-- Objective --
Pick out each line with the word "skills" from the material that follows.

(Recorded data)
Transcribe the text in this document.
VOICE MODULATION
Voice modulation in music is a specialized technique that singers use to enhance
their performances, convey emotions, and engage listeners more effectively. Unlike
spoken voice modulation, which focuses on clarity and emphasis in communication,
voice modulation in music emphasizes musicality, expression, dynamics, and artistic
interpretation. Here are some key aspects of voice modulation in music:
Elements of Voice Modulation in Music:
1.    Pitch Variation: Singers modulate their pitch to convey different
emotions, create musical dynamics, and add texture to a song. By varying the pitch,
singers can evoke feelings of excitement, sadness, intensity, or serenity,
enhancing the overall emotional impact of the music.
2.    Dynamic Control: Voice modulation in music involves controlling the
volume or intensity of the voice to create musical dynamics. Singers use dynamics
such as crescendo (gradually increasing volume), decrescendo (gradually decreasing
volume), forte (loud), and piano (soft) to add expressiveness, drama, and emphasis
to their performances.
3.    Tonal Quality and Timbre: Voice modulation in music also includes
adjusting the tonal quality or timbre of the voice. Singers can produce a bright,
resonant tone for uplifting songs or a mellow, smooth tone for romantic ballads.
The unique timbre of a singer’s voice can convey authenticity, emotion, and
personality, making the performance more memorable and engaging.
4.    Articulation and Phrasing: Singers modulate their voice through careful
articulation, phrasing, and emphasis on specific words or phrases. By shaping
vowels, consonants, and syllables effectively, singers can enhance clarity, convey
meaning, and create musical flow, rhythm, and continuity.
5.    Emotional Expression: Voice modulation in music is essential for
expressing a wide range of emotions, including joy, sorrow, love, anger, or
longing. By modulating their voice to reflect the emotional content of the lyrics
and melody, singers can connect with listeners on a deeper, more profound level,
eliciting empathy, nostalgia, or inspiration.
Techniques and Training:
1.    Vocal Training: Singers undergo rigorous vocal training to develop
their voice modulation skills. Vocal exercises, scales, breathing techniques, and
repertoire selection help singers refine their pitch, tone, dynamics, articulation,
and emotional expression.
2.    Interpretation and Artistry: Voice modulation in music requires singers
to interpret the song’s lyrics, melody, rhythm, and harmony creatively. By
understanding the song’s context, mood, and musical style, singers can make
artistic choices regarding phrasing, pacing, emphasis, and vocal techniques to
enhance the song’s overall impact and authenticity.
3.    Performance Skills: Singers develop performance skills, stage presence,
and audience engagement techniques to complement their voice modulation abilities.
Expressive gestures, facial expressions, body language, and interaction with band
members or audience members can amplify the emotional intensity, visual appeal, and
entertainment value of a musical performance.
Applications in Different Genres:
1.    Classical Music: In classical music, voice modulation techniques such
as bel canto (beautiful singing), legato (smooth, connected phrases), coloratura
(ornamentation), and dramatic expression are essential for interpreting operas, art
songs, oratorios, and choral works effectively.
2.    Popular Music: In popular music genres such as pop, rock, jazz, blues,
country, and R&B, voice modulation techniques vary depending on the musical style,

-- Result of this exercise --
their voice modulation skills. Vocal exercises, scales, breathing techniques, and
3.    Performance Skills: Singers develop performance skills, stage presence,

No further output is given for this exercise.